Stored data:
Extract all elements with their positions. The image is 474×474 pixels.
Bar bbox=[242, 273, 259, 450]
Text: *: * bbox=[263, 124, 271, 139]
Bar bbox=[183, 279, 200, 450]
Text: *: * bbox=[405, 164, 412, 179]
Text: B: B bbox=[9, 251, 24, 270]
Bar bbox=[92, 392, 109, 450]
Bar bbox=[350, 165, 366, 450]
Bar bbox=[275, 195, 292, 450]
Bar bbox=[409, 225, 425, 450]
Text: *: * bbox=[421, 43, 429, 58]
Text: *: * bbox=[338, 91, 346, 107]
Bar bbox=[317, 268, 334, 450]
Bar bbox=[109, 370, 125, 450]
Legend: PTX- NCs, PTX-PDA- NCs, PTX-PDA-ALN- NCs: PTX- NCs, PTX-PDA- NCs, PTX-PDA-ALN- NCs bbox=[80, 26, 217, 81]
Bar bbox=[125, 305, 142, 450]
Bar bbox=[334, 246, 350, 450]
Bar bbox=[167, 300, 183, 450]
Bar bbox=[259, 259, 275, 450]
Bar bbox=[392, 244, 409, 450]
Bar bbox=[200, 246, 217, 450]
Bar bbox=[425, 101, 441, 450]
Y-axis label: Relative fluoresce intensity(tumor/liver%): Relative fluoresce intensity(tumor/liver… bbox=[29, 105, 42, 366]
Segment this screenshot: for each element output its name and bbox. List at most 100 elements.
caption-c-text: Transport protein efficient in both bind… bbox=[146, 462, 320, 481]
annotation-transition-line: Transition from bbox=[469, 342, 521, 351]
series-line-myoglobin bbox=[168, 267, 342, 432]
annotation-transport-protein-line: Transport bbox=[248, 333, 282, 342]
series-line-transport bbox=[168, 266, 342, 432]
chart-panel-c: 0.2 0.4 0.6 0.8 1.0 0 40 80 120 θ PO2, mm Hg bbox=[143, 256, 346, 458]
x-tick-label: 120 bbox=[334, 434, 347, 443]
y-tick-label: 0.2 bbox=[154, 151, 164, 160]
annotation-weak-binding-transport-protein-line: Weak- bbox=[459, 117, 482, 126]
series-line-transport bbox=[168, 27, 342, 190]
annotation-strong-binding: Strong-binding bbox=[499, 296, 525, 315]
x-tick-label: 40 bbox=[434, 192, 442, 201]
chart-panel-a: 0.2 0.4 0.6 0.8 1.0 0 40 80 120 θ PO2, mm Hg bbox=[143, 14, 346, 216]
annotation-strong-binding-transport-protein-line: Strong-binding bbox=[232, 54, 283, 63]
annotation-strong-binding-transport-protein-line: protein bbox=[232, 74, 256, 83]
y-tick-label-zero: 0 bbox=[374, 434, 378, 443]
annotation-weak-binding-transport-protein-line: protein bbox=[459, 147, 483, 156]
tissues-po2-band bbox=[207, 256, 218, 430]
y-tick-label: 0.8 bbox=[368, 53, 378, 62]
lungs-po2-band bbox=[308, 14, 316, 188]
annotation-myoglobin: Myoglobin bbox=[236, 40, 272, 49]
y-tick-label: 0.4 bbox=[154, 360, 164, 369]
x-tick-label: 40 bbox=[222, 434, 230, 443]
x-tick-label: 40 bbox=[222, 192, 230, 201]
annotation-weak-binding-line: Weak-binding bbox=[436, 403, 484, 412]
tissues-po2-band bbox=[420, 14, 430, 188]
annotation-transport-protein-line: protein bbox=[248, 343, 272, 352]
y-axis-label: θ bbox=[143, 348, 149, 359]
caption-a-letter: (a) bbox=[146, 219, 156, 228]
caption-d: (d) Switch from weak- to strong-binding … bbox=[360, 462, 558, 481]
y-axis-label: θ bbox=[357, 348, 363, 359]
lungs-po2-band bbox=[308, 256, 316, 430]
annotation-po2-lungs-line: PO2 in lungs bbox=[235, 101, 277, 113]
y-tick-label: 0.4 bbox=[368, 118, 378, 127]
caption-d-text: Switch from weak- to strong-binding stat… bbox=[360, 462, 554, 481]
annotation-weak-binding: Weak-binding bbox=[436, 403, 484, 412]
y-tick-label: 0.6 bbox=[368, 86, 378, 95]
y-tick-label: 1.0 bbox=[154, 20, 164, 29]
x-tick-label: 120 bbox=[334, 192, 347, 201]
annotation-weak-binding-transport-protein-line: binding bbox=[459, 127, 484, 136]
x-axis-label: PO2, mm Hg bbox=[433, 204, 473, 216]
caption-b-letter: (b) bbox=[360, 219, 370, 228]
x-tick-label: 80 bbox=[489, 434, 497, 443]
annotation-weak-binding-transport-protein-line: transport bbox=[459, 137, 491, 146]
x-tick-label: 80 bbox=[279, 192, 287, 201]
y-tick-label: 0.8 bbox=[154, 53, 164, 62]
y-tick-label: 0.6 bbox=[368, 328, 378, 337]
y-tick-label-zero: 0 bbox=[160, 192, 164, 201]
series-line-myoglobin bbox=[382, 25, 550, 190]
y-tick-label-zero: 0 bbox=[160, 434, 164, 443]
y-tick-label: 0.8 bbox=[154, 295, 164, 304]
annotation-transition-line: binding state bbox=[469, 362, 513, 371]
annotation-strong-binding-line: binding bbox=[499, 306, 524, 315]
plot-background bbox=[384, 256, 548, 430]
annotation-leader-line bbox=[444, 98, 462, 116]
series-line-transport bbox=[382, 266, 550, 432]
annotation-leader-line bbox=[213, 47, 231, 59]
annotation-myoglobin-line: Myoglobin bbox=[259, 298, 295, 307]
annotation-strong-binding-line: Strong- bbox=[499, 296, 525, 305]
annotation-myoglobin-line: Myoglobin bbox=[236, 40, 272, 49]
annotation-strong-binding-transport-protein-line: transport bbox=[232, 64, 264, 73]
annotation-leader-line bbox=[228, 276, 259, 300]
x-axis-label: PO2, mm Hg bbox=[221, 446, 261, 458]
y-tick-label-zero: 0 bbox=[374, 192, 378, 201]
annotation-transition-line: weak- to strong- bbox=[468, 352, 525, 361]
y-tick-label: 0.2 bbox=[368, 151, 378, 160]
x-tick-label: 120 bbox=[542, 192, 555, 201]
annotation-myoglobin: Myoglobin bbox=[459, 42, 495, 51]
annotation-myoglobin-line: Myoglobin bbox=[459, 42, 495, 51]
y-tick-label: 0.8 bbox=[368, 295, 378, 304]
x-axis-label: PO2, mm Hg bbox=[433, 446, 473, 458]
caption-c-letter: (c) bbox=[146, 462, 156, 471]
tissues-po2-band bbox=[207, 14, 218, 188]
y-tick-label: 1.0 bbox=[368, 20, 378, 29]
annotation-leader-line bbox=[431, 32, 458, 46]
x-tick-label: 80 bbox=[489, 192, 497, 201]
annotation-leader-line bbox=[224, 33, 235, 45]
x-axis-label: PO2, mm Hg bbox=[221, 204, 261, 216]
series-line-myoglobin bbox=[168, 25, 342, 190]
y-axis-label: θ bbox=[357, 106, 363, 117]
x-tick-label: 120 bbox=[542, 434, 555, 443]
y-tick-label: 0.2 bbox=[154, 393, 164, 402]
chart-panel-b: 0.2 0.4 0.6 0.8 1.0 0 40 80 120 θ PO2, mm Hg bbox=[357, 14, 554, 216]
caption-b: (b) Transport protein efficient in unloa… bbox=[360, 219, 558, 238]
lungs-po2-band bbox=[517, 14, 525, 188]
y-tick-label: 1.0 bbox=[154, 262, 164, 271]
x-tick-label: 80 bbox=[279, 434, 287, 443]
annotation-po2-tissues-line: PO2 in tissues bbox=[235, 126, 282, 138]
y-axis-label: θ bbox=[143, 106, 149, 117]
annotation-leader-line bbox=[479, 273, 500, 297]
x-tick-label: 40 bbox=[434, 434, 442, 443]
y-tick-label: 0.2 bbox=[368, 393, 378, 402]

* _What needs to be done_
How many of the lines above hold the word "Switch"? State that number and nothing else.

* _Solution for this task_
2